%%

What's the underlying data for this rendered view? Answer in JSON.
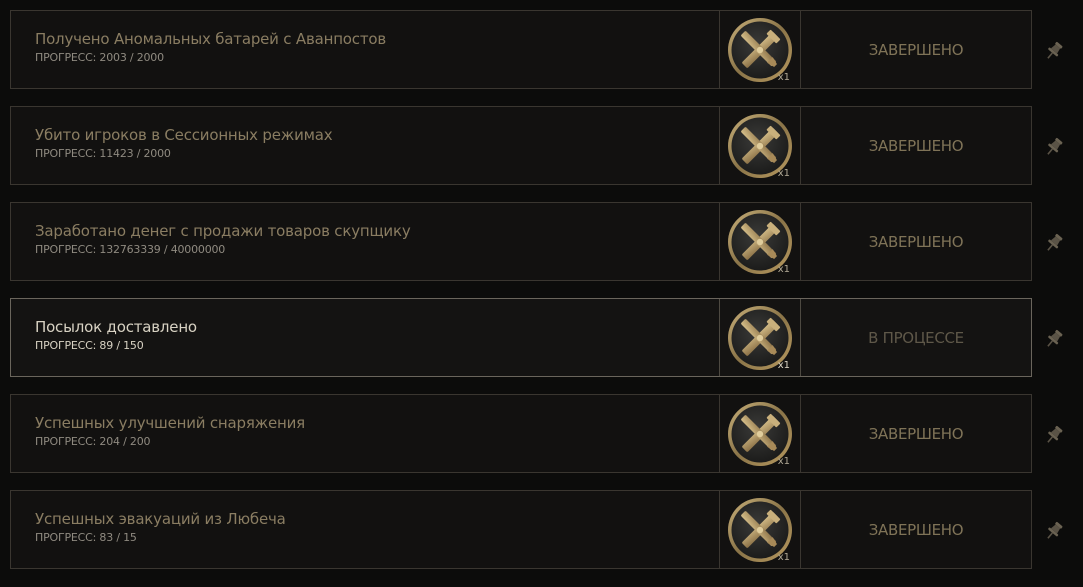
{
  "tasks": [
    {
      "title": "Получено Аномальных батарей с Аванпостов",
      "progress_text": "ПРОГРЕСС: 2003 / 2000",
      "reward_qty": "x1",
      "reward_icon": "crossed-tools-medal-icon",
      "status": "ЗАВЕРШЕНО",
      "state": "completed"
    },
    {
      "title": "Убито игроков в Сессионных режимах",
      "progress_text": "ПРОГРЕСС: 11423 / 2000",
      "reward_qty": "x1",
      "reward_icon": "crossed-tools-medal-icon",
      "status": "ЗАВЕРШЕНО",
      "state": "completed"
    },
    {
      "title": "Заработано денег с продажи товаров скупщику",
      "progress_text": "ПРОГРЕСС: 132763339 / 40000000",
      "reward_qty": "x1",
      "reward_icon": "crossed-tools-medal-icon",
      "status": "ЗАВЕРШЕНО",
      "state": "completed"
    },
    {
      "title": "Посылок доставлено",
      "progress_text": "ПРОГРЕСС: 89 / 150",
      "reward_qty": "x1",
      "reward_icon": "crossed-tools-medal-icon",
      "status": "В ПРОЦЕССЕ",
      "state": "in-progress"
    },
    {
      "title": "Успешных улучшений снаряжения",
      "progress_text": "ПРОГРЕСС: 204 / 200",
      "reward_qty": "x1",
      "reward_icon": "crossed-tools-medal-icon",
      "status": "ЗАВЕРШЕНО",
      "state": "completed"
    },
    {
      "title": "Успешных эвакуаций из Любеча",
      "progress_text": "ПРОГРЕСС: 83 / 15",
      "reward_qty": "x1",
      "reward_icon": "crossed-tools-medal-icon",
      "status": "ЗАВЕРШЕНО",
      "state": "completed"
    }
  ],
  "pin_icon": "pin-icon",
  "colors": {
    "background": "#0c0c0b",
    "completed_title": "#8a7d62",
    "active_title": "#d8d2c3",
    "completed_status": "#7f7357",
    "in_progress_status": "#5f5849",
    "medal_gold": "#b8a06a"
  }
}
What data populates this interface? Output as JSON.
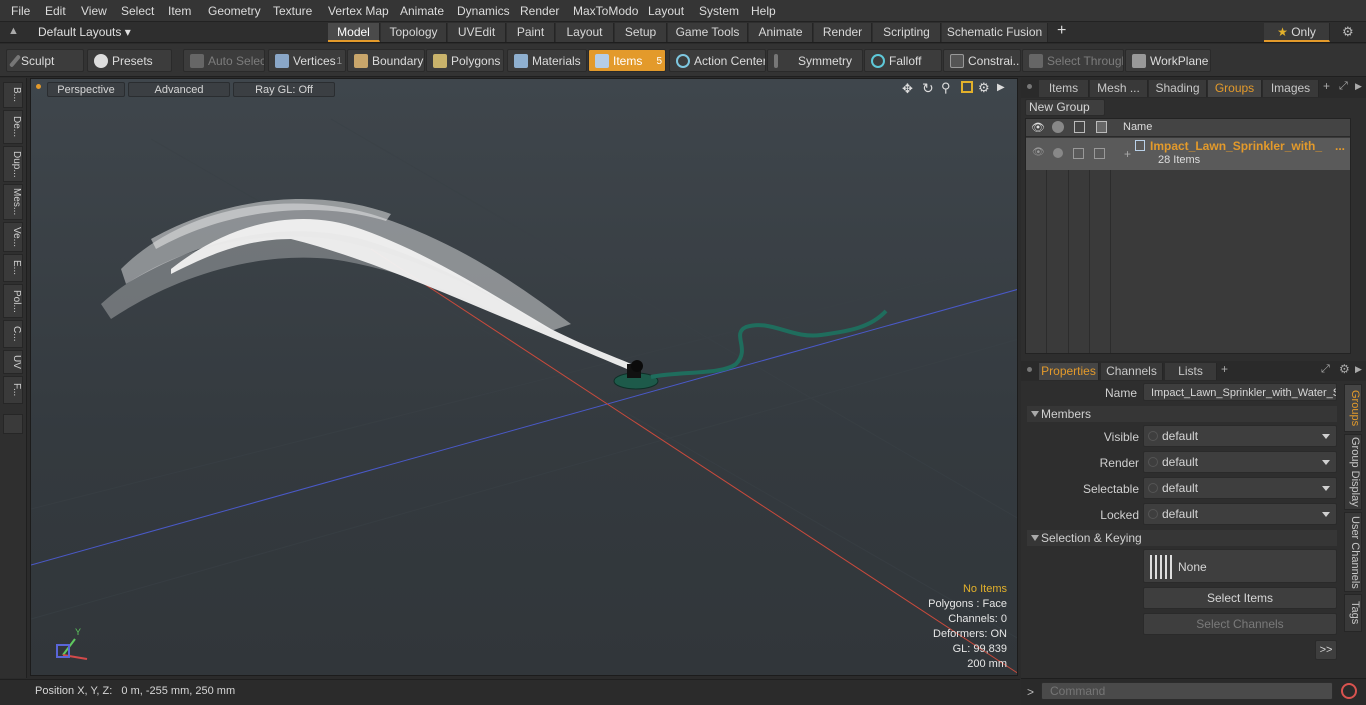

%%

What is asked: Each entry shown above must be quoted exactly, with its pictures left out.

Result of the task:
What's the underlying data for this rendered view? Answer in JSON.
{
  "tasks": [
    {
      "title": "Получено Аномальных батарей с Аванпостов",
      "progress_text": "ПРОГРЕСС: 2003 / 2000",
      "reward_qty": "x1",
      "reward_icon": "crossed-tools-medal-icon",
      "status": "ЗАВЕРШЕНО",
      "state": "completed"
    },
    {
      "title": "Убито игроков в Сессионных режимах",
      "progress_text": "ПРОГРЕСС: 11423 / 2000",
      "reward_qty": "x1",
      "reward_icon": "crossed-tools-medal-icon",
      "status": "ЗАВЕРШЕНО",
      "state": "completed"
    },
    {
      "title": "Заработано денег с продажи товаров скупщику",
      "progress_text": "ПРОГРЕСС: 132763339 / 40000000",
      "reward_qty": "x1",
      "reward_icon": "crossed-tools-medal-icon",
      "status": "ЗАВЕРШЕНО",
      "state": "completed"
    },
    {
      "title": "Посылок доставлено",
      "progress_text": "ПРОГРЕСС: 89 / 150",
      "reward_qty": "x1",
      "reward_icon": "crossed-tools-medal-icon",
      "status": "В ПРОЦЕССЕ",
      "state": "in-progress"
    },
    {
      "title": "Успешных улучшений снаряжения",
      "progress_text": "ПРОГРЕСС: 204 / 200",
      "reward_qty": "x1",
      "reward_icon": "crossed-tools-medal-icon",
      "status": "ЗАВЕРШЕНО",
      "state": "completed"
    },
    {
      "title": "Успешных эвакуаций из Любеча",
      "progress_text": "ПРОГРЕСС: 83 / 15",
      "reward_qty": "x1",
      "reward_icon": "crossed-tools-medal-icon",
      "status": "ЗАВЕРШЕНО",
      "state": "completed"
    }
  ],
  "pin_icon": "pin-icon",
  "colors": {
    "background": "#0c0c0b",
    "completed_title": "#8a7d62",
    "active_title": "#d8d2c3",
    "completed_status": "#7f7357",
    "in_progress_status": "#5f5849",
    "medal_gold": "#b8a06a"
  }
}
What data populates this interface? Output as JSON.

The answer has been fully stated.